→ **Set exercise**:
Pick out the lines in the listing below that contain the word "Presets" and copy them.

→ **Available records**:
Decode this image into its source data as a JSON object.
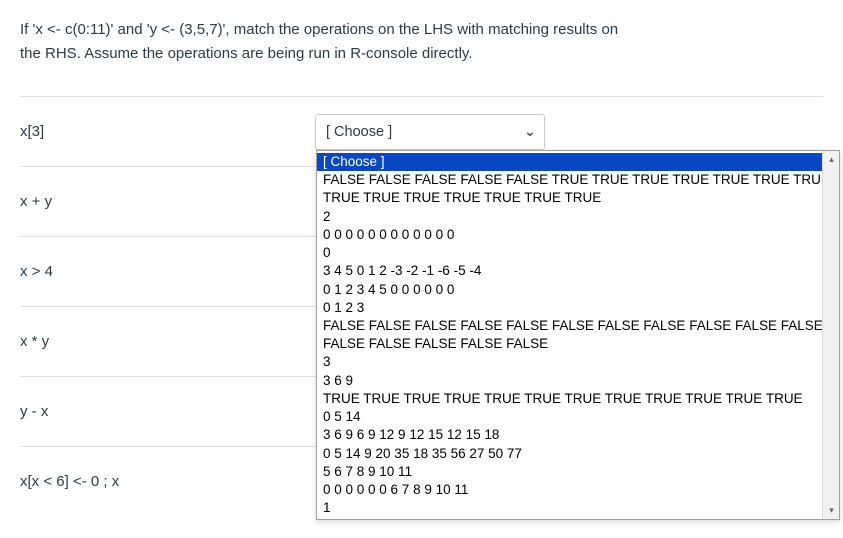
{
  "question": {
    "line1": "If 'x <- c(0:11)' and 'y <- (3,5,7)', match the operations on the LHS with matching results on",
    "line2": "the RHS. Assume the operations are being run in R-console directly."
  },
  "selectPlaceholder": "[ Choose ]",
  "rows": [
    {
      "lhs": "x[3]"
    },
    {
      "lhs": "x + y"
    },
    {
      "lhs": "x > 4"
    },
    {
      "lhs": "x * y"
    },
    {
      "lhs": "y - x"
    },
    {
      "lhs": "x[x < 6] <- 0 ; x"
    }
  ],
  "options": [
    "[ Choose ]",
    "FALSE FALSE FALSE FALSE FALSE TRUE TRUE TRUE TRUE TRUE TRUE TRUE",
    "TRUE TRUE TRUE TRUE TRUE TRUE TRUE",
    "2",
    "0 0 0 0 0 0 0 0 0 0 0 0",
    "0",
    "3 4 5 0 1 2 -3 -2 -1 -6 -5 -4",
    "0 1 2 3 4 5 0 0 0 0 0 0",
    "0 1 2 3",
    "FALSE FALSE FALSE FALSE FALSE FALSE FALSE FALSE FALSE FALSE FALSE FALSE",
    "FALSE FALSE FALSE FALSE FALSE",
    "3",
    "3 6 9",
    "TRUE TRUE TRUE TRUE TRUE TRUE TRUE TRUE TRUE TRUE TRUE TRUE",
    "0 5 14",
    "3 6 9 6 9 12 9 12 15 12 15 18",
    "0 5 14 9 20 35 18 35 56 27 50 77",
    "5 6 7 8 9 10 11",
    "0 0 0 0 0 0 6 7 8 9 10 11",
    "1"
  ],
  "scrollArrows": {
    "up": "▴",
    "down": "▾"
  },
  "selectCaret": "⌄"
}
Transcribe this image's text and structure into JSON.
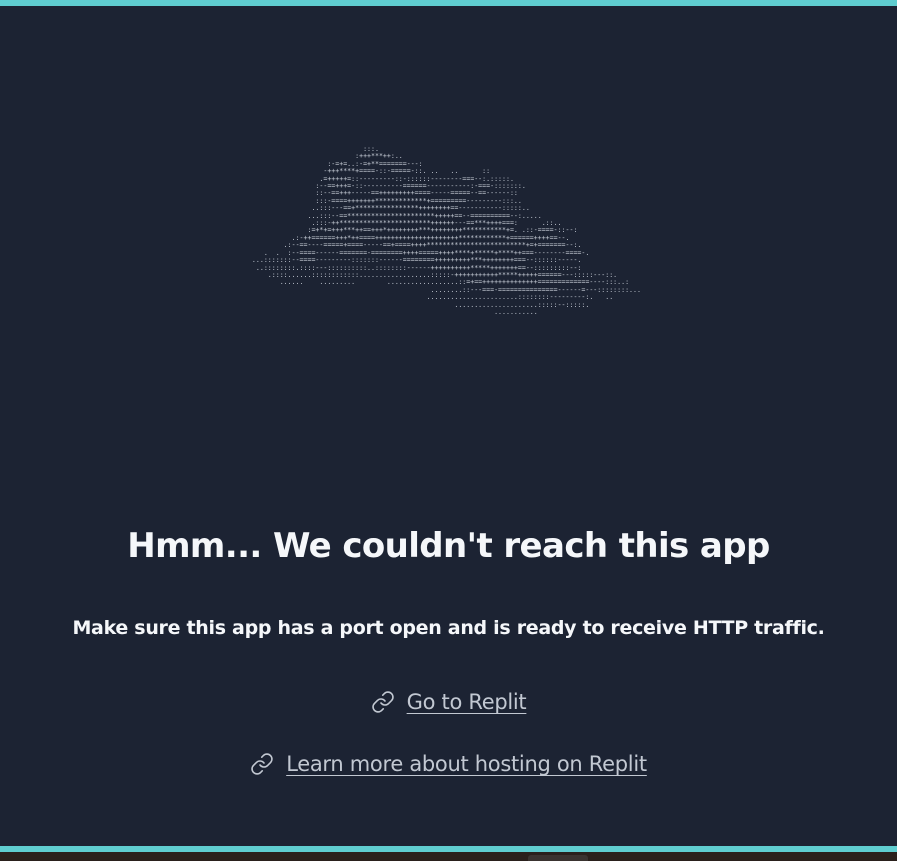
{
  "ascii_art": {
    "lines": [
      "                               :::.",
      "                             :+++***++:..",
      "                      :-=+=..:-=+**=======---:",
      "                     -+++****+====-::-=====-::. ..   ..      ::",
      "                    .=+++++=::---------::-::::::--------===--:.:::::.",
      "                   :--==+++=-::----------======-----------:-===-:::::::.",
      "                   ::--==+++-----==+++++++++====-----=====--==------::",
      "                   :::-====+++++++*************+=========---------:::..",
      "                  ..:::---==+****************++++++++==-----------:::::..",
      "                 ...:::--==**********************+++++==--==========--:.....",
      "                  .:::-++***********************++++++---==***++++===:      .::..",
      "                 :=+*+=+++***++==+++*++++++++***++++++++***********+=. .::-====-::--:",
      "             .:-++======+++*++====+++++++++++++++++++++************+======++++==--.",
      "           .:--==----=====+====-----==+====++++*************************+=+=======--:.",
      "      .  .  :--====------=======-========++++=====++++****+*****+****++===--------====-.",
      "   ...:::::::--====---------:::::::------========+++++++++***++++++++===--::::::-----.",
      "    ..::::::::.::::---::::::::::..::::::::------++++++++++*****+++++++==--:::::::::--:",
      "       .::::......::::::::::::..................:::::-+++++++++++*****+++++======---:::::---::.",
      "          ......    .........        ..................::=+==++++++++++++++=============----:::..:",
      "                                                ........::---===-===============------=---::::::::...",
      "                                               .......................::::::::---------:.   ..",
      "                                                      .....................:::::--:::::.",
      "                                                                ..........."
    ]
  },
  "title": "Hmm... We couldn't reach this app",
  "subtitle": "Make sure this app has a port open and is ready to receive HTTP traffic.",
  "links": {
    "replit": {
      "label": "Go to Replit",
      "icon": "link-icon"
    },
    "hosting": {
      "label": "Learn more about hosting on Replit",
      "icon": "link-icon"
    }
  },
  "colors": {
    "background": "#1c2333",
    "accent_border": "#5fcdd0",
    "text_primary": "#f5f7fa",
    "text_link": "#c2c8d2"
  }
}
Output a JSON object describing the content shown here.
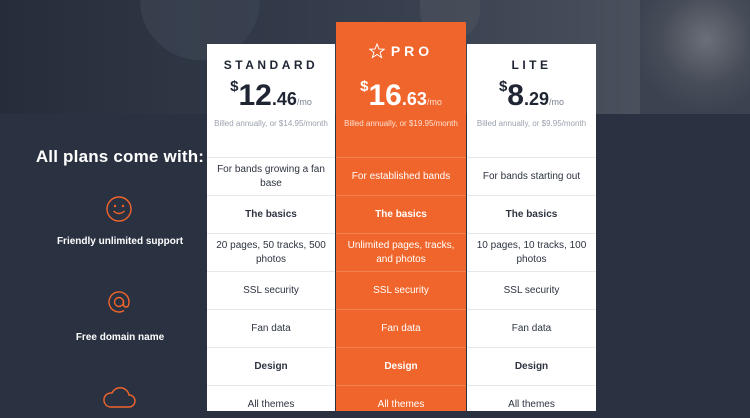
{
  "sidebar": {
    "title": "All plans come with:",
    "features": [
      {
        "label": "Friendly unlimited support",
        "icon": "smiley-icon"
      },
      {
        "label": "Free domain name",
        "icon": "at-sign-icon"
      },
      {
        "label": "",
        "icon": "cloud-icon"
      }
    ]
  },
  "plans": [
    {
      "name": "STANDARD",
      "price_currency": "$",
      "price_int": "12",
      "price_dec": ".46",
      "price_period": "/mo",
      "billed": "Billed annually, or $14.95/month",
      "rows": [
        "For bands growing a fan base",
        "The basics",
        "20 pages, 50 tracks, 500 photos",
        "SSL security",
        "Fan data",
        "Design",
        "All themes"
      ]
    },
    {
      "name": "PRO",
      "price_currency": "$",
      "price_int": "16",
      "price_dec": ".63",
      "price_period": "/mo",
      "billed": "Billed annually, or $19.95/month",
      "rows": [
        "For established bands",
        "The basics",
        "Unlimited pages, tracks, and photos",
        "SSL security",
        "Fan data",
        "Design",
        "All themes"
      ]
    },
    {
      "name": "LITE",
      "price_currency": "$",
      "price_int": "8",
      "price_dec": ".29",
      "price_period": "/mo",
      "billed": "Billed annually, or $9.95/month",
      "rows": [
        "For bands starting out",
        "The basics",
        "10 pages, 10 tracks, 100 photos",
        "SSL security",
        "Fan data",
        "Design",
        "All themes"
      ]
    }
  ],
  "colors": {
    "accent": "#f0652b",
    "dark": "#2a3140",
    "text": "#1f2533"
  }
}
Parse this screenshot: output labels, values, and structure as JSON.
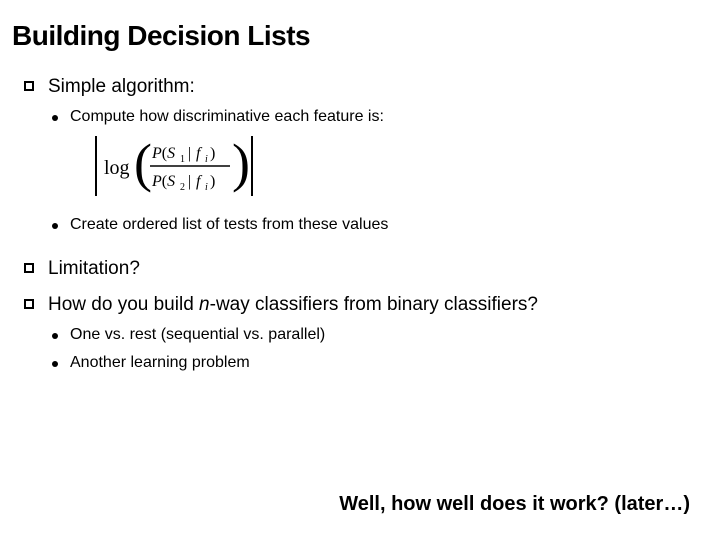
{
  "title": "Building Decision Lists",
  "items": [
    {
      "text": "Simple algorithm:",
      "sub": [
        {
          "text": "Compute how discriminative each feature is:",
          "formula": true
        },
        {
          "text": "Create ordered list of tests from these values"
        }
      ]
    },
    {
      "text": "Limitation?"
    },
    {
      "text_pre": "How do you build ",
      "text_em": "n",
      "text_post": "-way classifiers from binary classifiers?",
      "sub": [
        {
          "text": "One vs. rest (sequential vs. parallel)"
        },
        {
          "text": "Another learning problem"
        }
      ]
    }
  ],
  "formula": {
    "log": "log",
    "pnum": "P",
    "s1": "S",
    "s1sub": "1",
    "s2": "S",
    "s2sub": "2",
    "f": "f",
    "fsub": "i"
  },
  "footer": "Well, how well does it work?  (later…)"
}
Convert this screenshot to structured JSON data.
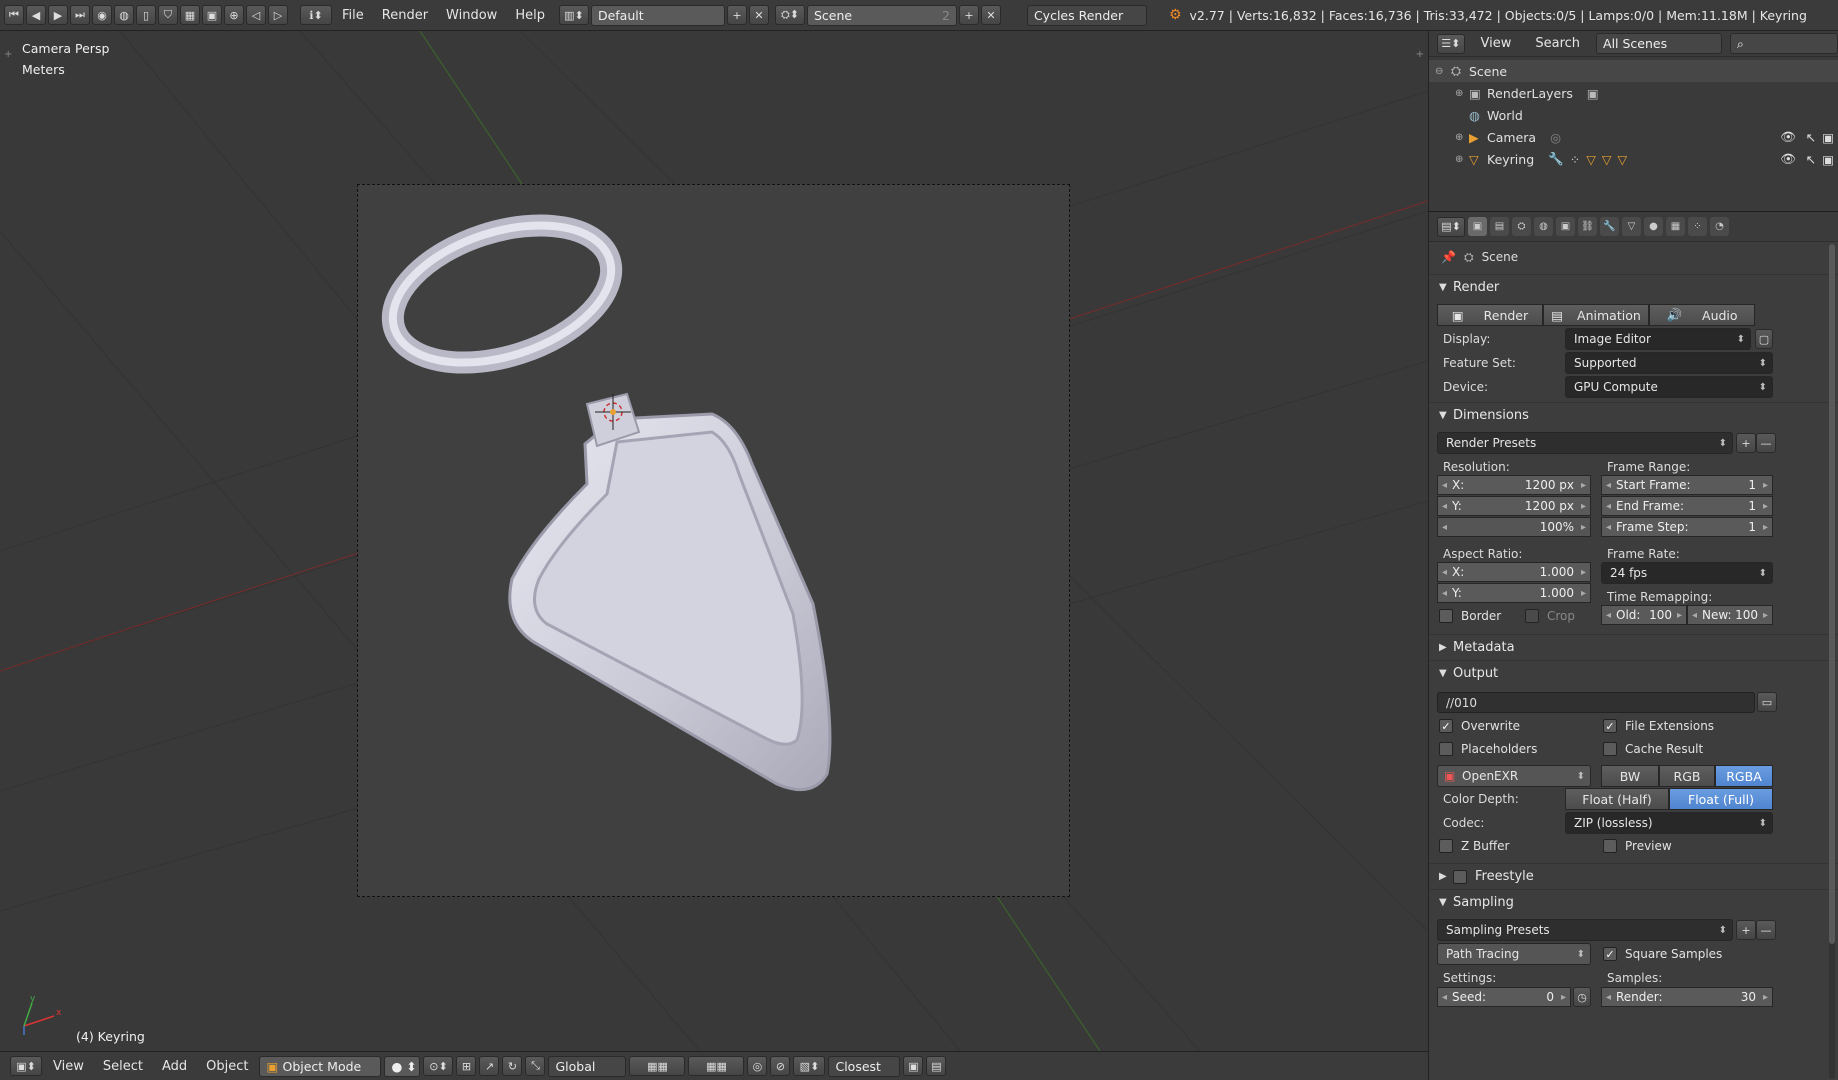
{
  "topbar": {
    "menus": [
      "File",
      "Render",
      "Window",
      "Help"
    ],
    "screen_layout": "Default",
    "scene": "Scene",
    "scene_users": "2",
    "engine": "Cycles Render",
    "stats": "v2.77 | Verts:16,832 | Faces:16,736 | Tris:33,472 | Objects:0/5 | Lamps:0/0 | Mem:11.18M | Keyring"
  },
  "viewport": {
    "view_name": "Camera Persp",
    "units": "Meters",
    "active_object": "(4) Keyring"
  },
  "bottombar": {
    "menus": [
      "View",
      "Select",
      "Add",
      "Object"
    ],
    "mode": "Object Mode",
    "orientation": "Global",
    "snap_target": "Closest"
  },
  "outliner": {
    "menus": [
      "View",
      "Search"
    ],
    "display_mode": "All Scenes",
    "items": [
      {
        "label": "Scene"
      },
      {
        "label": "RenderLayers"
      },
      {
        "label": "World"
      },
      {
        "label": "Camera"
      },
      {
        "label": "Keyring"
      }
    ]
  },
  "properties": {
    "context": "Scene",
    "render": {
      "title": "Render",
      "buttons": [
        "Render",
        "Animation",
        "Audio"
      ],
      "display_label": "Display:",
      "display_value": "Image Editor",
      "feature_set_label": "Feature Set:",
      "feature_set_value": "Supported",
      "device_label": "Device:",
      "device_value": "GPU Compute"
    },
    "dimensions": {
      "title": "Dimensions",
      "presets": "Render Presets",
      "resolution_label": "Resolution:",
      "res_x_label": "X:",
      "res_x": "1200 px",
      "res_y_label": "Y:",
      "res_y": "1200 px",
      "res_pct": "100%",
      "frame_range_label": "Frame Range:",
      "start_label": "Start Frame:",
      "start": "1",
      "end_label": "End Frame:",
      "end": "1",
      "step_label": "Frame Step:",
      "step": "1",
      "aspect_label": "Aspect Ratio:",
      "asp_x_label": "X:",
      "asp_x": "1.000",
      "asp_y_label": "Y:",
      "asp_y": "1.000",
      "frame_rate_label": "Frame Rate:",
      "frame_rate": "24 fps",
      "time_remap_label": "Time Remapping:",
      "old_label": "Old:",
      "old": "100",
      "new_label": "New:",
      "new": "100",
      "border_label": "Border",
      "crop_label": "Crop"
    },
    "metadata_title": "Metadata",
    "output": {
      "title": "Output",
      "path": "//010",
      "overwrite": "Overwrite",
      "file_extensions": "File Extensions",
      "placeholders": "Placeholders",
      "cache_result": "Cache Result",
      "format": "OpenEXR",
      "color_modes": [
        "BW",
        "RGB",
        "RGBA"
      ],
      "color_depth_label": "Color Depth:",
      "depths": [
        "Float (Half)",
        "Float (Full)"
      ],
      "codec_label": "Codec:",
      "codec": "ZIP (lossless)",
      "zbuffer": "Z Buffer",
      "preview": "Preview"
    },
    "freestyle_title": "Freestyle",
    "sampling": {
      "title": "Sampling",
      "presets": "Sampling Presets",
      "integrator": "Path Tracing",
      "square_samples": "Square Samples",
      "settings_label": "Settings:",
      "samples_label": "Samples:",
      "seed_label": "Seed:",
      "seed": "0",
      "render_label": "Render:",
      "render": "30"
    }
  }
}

→ **Solution to this problem**:
      "presets": "Render Presets",
      "presets": "Sampling Presets",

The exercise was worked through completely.